* DATA ENTRIES *
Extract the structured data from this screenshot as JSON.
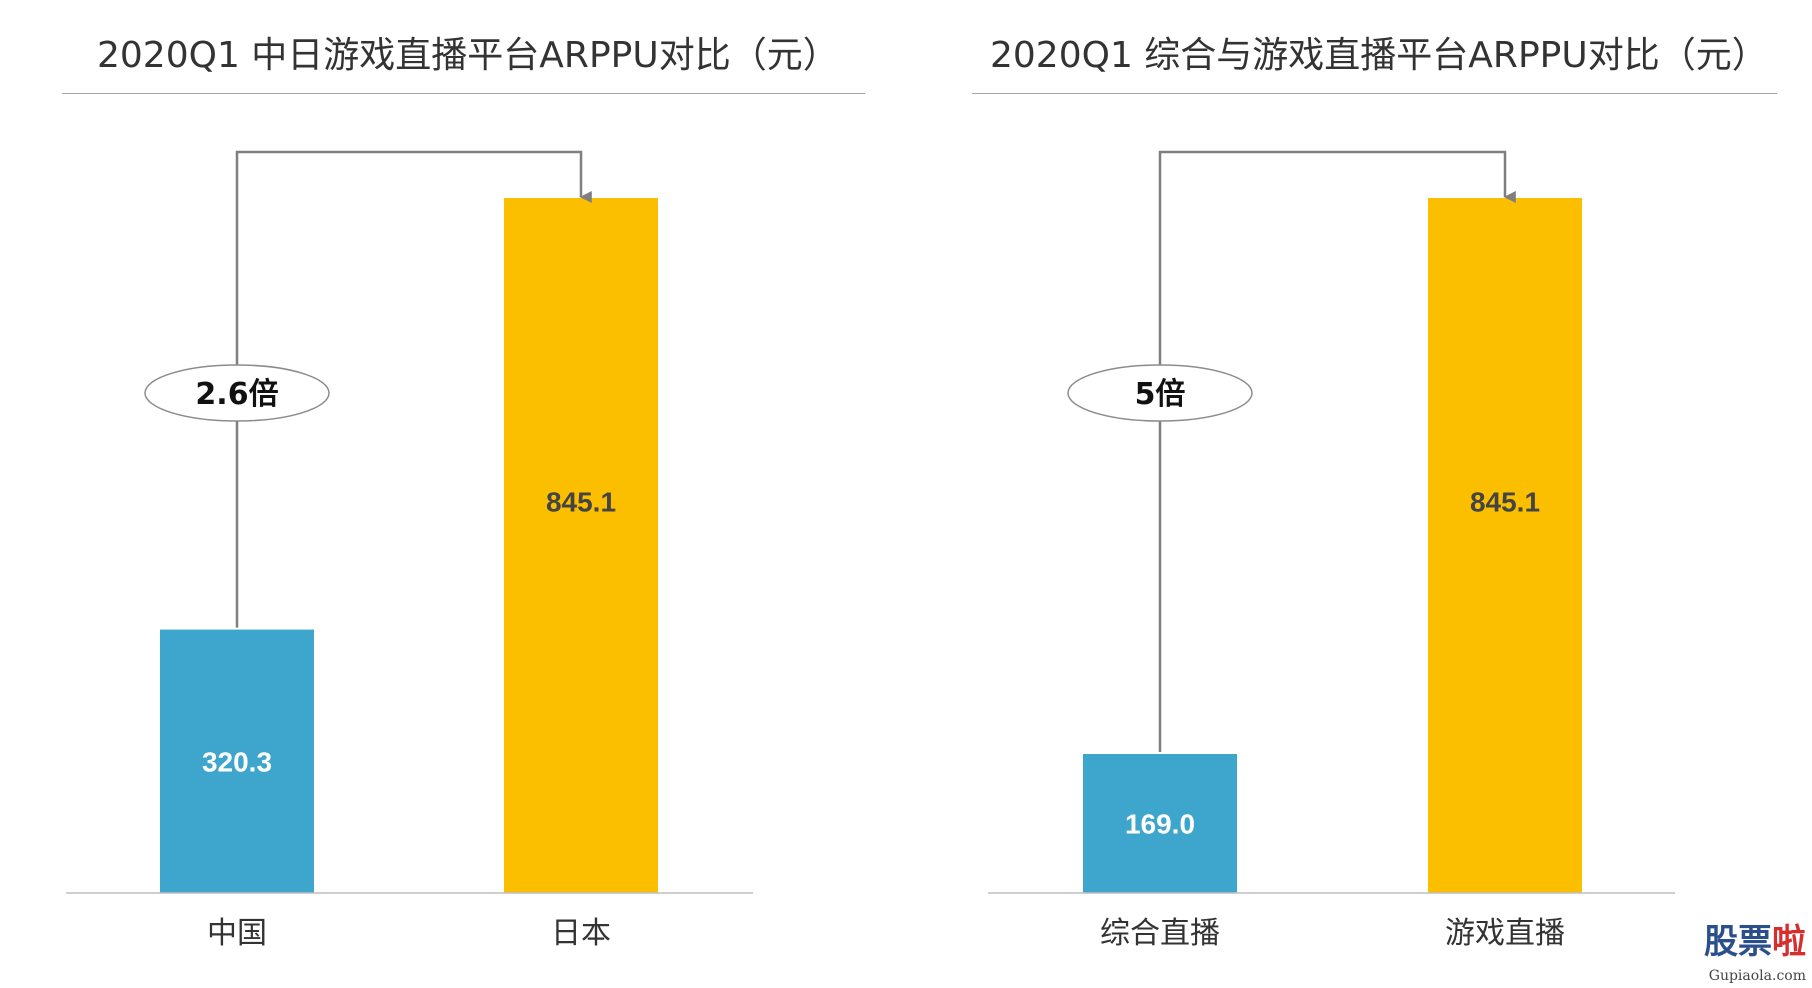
{
  "chart_data": [
    {
      "type": "bar",
      "title": "2020Q1 中日游戏直播平台ARPPU对比（元）",
      "categories": [
        "中国",
        "日本"
      ],
      "values": [
        320.3,
        845.1
      ],
      "value_labels": [
        "320.3",
        "845.1"
      ],
      "colors": [
        "#3ea6cc",
        "#fbbf00"
      ],
      "label_colors": [
        "#ffffff",
        "#444444"
      ],
      "ylim": [
        0,
        845.1
      ],
      "grid": false,
      "legend": "none",
      "annotation": {
        "text": "2.6倍",
        "from": 0,
        "to": 1
      }
    },
    {
      "type": "bar",
      "title": "2020Q1 综合与游戏直播平台ARPPU对比（元）",
      "categories": [
        "综合直播",
        "游戏直播"
      ],
      "values": [
        169.0,
        845.1
      ],
      "value_labels": [
        "169.0",
        "845.1"
      ],
      "colors": [
        "#3ea6cc",
        "#fbbf00"
      ],
      "label_colors": [
        "#ffffff",
        "#444444"
      ],
      "ylim": [
        0,
        845.1
      ],
      "grid": false,
      "legend": "none",
      "annotation": {
        "text": "5倍",
        "from": 0,
        "to": 1
      }
    }
  ],
  "watermark": {
    "logo_main": "股票",
    "logo_accent": "啦",
    "url": "Gupiaola.com"
  }
}
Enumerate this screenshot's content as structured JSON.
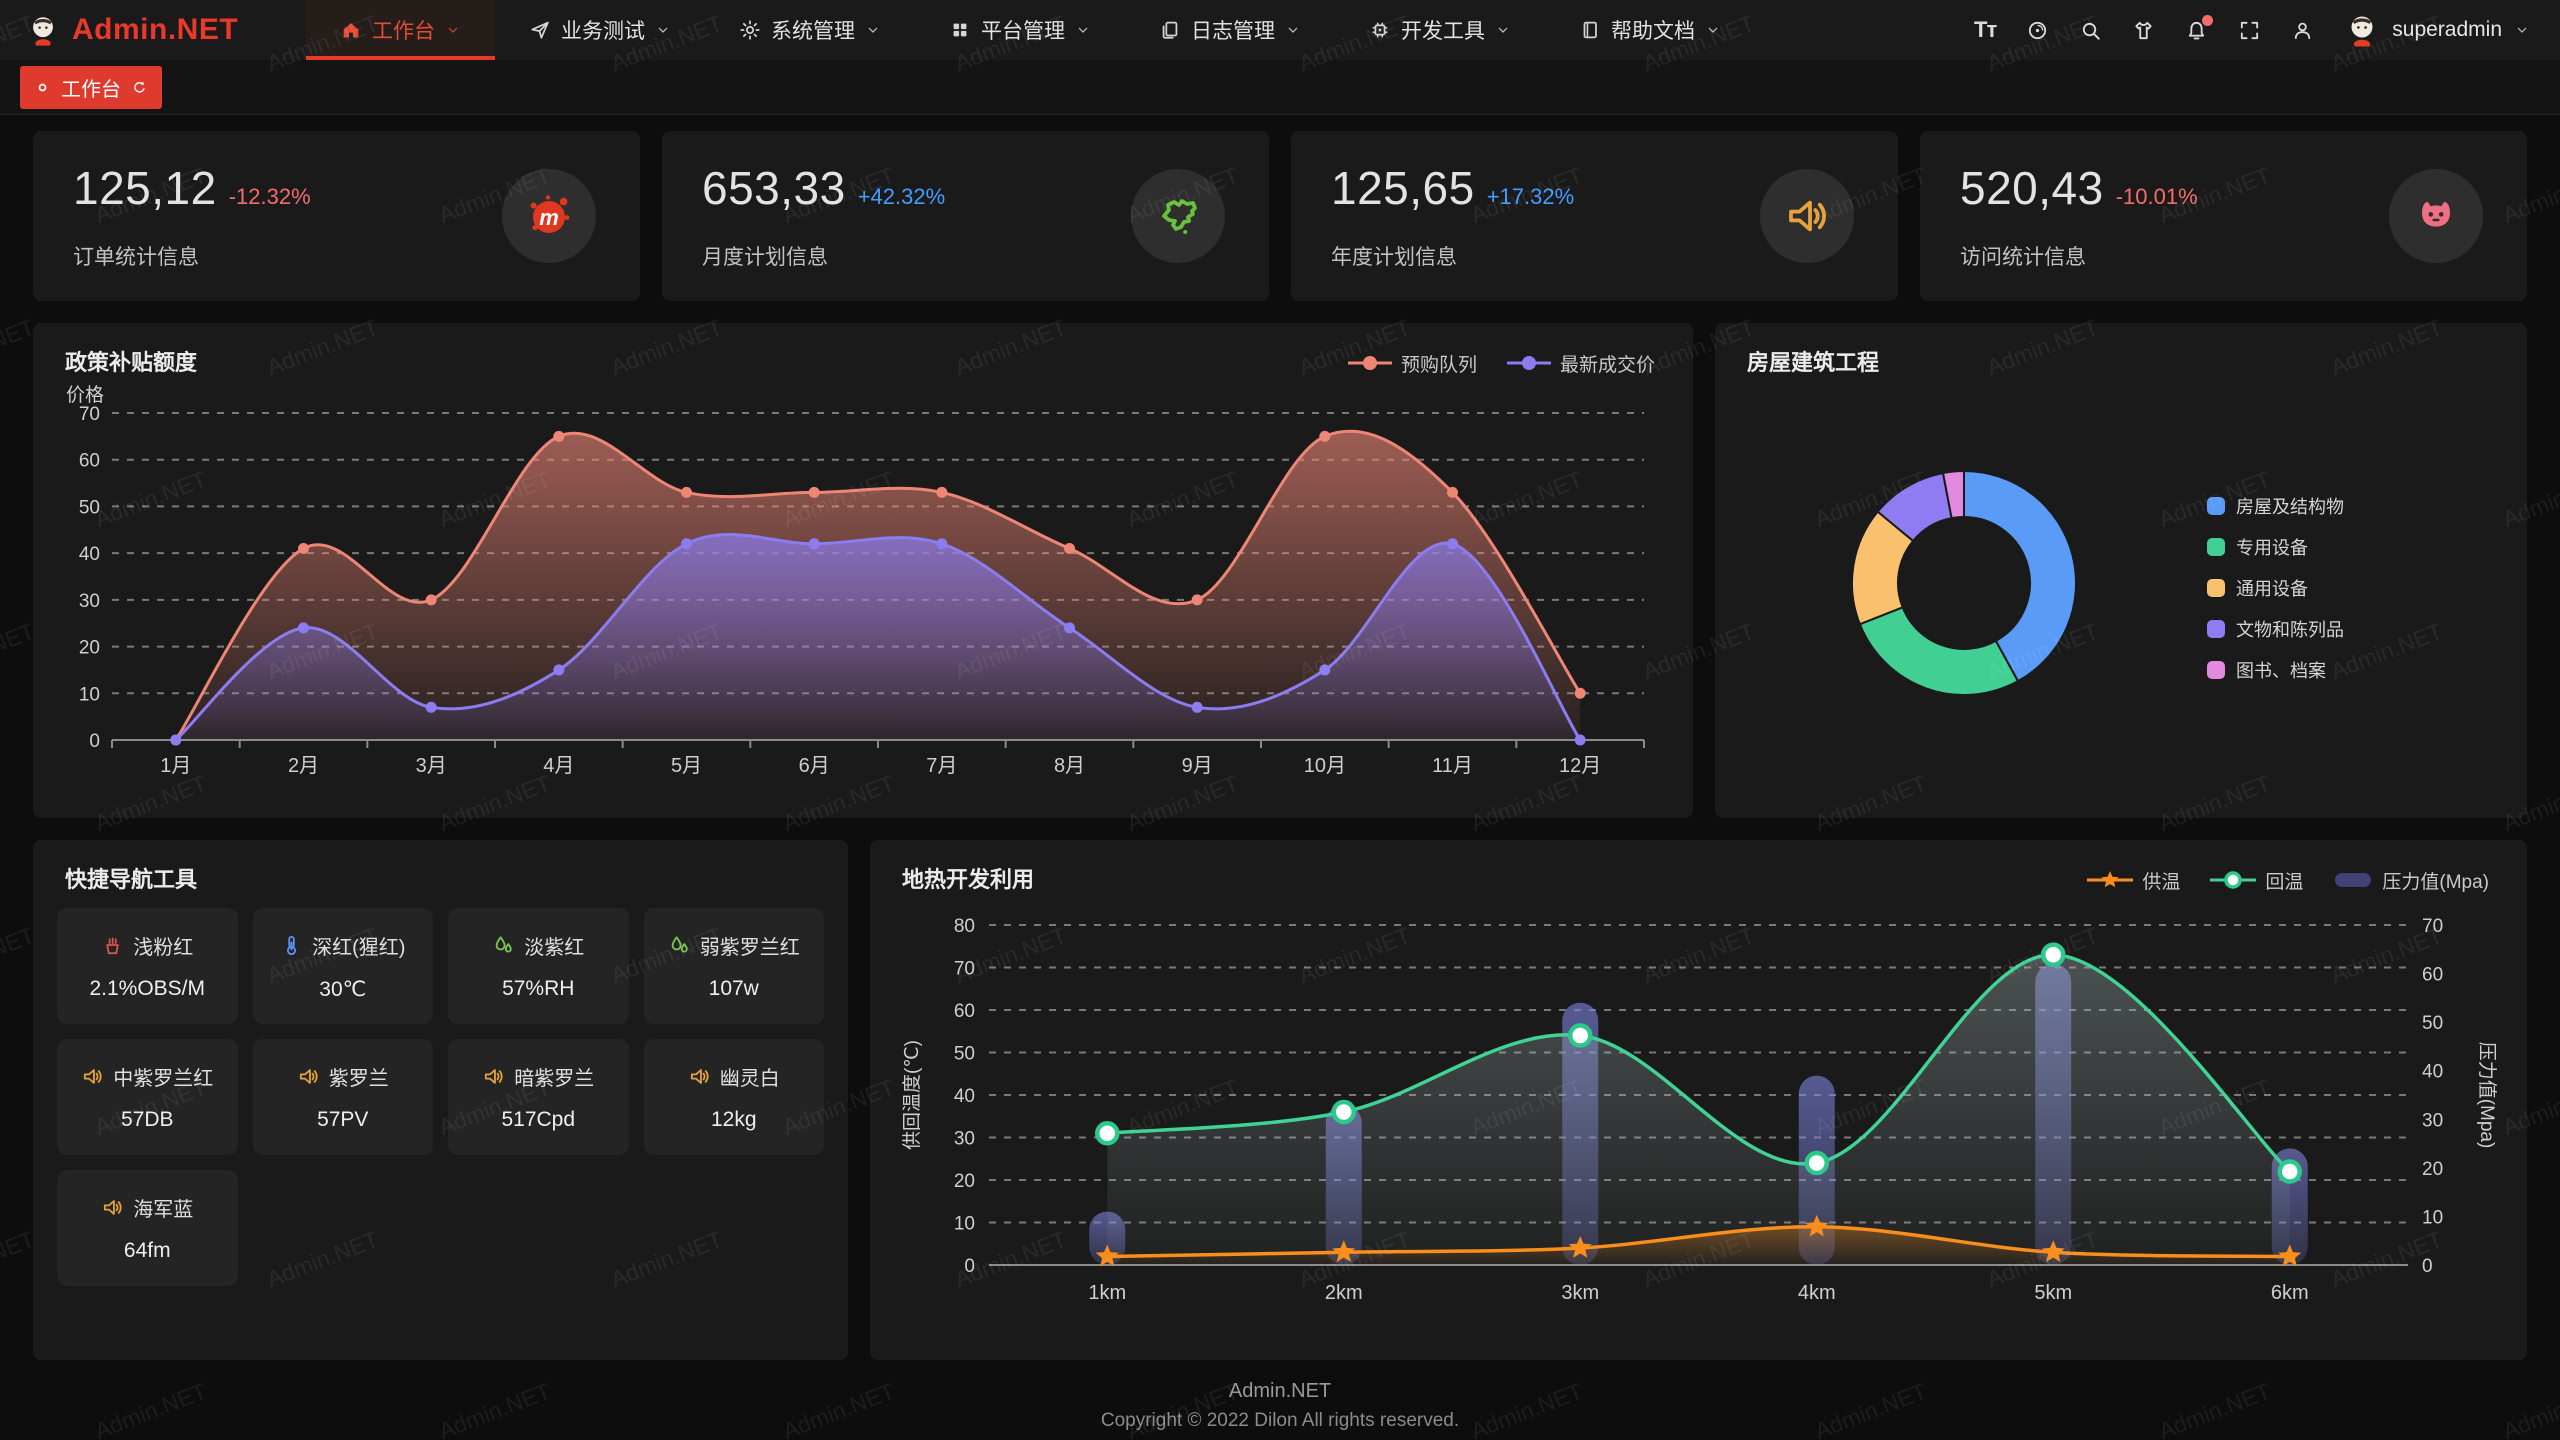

* WORK TO DO *
Images do not belong in the copy; reproduce all other parts of the records above verbatim.

* ANSWER TO THIS TASK *
Extract the structured data from this screenshot as JSON.
{
  "chart_data": [
    {
      "type": "bar",
      "title": "2020Q1 中日游戏直播平台ARPPU对比（元）",
      "categories": [
        "中国",
        "日本"
      ],
      "values": [
        320.3,
        845.1
      ],
      "value_labels": [
        "320.3",
        "845.1"
      ],
      "colors": [
        "#3ea6cc",
        "#fbbf00"
      ],
      "label_colors": [
        "#ffffff",
        "#444444"
      ],
      "ylim": [
        0,
        845.1
      ],
      "grid": false,
      "legend": "none",
      "annotation": {
        "text": "2.6倍",
        "from": 0,
        "to": 1
      }
    },
    {
      "type": "bar",
      "title": "2020Q1 综合与游戏直播平台ARPPU对比（元）",
      "categories": [
        "综合直播",
        "游戏直播"
      ],
      "values": [
        169.0,
        845.1
      ],
      "value_labels": [
        "169.0",
        "845.1"
      ],
      "colors": [
        "#3ea6cc",
        "#fbbf00"
      ],
      "label_colors": [
        "#ffffff",
        "#444444"
      ],
      "ylim": [
        0,
        845.1
      ],
      "grid": false,
      "legend": "none",
      "annotation": {
        "text": "5倍",
        "from": 0,
        "to": 1
      }
    }
  ],
  "watermark": {
    "logo_main": "股票",
    "logo_accent": "啦",
    "url": "Gupiaola.com"
  }
}
Enumerate this screenshot's content as structured JSON.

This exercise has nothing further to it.